• _Work to be completed_
Exactly how many lines in this material contain the string "cytogenetics"? Reply with the number alone.

• _Information given_
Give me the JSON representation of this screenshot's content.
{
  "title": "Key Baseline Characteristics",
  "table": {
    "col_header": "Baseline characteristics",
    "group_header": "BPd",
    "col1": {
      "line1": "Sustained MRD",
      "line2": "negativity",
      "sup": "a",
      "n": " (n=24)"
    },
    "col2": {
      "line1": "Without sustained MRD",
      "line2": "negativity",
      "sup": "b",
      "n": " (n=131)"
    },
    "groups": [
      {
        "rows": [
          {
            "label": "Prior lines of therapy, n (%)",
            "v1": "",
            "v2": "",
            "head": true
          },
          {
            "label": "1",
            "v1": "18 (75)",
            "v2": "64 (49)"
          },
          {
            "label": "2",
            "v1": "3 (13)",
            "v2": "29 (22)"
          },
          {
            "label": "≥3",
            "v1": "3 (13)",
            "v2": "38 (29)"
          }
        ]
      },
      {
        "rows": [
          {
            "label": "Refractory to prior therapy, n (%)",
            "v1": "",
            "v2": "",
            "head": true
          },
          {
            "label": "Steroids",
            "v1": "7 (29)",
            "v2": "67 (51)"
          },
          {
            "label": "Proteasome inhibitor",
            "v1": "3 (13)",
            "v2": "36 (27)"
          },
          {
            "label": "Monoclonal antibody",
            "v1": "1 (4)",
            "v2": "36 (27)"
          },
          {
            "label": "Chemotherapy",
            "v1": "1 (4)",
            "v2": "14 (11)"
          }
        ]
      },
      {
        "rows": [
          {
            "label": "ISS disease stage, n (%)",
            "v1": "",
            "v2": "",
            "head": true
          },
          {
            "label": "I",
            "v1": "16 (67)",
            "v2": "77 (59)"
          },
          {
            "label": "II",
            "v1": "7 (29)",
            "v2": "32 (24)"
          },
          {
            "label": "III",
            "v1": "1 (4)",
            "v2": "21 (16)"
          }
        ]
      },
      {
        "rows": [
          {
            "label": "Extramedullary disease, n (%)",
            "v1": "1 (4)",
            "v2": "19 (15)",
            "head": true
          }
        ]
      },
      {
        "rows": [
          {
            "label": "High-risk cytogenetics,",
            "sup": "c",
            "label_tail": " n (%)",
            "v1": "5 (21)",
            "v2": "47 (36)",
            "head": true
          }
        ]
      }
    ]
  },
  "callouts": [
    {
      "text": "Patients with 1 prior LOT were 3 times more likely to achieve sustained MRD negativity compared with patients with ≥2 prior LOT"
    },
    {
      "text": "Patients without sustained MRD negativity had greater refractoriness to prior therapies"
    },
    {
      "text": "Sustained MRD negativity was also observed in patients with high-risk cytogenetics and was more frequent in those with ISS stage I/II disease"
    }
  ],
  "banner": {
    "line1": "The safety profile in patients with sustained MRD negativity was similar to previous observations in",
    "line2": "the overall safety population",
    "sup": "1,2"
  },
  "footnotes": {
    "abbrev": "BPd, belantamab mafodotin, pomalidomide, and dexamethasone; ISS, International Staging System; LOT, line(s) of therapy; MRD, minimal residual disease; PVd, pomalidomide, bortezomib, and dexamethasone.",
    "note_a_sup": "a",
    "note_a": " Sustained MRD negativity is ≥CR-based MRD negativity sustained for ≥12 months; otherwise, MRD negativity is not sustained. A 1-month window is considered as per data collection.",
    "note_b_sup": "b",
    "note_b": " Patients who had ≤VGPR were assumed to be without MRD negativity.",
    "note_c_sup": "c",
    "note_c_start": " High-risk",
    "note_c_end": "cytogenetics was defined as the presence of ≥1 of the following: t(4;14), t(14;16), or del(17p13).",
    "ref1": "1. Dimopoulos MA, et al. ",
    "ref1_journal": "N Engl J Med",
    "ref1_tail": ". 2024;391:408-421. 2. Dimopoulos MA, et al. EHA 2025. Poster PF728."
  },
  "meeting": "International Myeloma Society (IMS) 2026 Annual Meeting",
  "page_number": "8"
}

---

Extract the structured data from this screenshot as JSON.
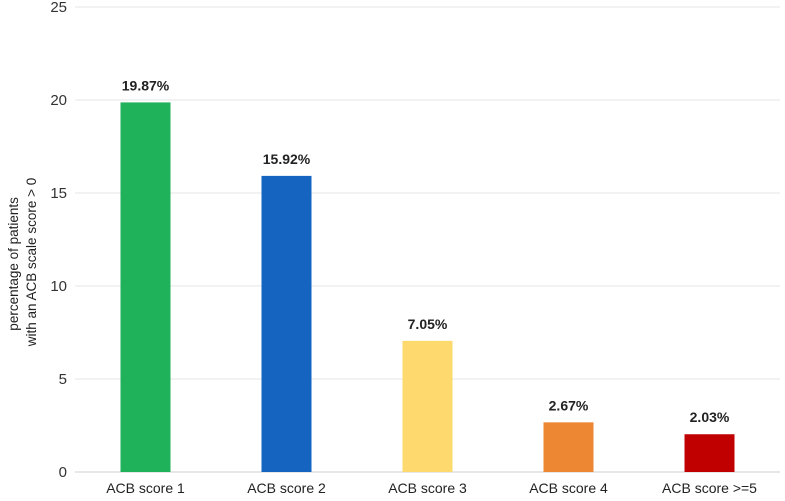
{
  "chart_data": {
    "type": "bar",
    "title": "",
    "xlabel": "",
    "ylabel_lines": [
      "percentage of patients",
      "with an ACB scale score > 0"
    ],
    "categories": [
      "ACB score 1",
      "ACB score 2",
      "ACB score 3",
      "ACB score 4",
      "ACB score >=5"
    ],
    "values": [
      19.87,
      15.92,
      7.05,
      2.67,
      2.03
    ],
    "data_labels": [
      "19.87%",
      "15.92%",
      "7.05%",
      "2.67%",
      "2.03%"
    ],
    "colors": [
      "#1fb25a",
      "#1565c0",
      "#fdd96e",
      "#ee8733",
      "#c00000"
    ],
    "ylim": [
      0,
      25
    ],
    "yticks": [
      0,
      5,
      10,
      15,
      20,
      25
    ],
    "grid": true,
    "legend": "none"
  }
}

* * *

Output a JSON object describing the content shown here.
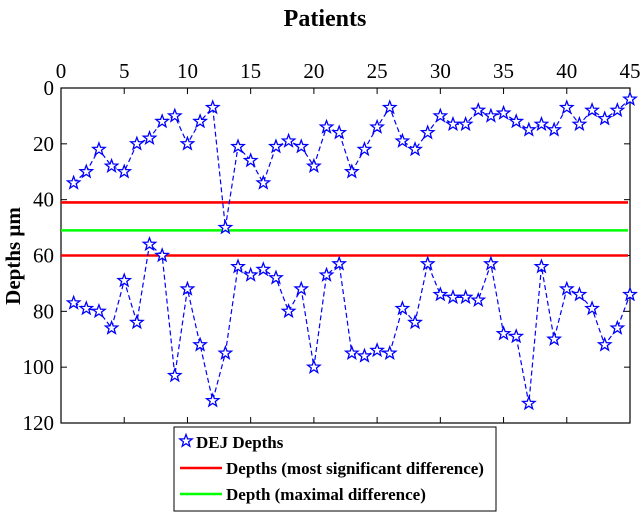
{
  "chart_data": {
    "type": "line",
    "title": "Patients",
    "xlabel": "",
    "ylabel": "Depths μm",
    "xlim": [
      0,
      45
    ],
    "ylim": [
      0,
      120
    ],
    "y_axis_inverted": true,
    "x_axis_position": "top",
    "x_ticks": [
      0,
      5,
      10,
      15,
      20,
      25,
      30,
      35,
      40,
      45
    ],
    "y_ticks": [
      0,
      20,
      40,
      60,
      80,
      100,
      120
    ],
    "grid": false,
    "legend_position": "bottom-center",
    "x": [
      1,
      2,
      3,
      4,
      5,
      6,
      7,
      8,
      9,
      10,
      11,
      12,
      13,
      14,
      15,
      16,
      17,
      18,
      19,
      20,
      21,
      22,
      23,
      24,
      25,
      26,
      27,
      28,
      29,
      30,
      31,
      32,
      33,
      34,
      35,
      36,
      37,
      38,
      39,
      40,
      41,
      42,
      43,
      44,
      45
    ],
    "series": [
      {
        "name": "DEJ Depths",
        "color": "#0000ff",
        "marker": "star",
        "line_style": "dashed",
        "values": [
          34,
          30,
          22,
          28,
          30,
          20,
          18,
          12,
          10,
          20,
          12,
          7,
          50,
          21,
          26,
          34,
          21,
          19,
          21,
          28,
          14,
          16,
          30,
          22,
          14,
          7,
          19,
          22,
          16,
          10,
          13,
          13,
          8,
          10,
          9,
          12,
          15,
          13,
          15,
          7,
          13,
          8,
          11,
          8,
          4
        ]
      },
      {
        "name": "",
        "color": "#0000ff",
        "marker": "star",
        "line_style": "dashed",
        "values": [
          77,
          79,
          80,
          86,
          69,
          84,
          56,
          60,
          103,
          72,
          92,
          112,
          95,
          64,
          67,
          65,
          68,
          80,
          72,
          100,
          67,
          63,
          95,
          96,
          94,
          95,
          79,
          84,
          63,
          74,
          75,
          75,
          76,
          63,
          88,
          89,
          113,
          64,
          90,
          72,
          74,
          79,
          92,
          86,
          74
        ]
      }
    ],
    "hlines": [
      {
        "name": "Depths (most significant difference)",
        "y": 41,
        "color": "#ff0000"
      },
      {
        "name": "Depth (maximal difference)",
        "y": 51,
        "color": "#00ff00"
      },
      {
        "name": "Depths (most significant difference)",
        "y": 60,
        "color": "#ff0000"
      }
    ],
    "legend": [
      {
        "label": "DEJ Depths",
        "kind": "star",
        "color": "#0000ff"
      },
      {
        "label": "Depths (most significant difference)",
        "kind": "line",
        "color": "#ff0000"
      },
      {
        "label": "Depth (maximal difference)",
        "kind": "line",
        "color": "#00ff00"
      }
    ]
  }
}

• _Solution_
3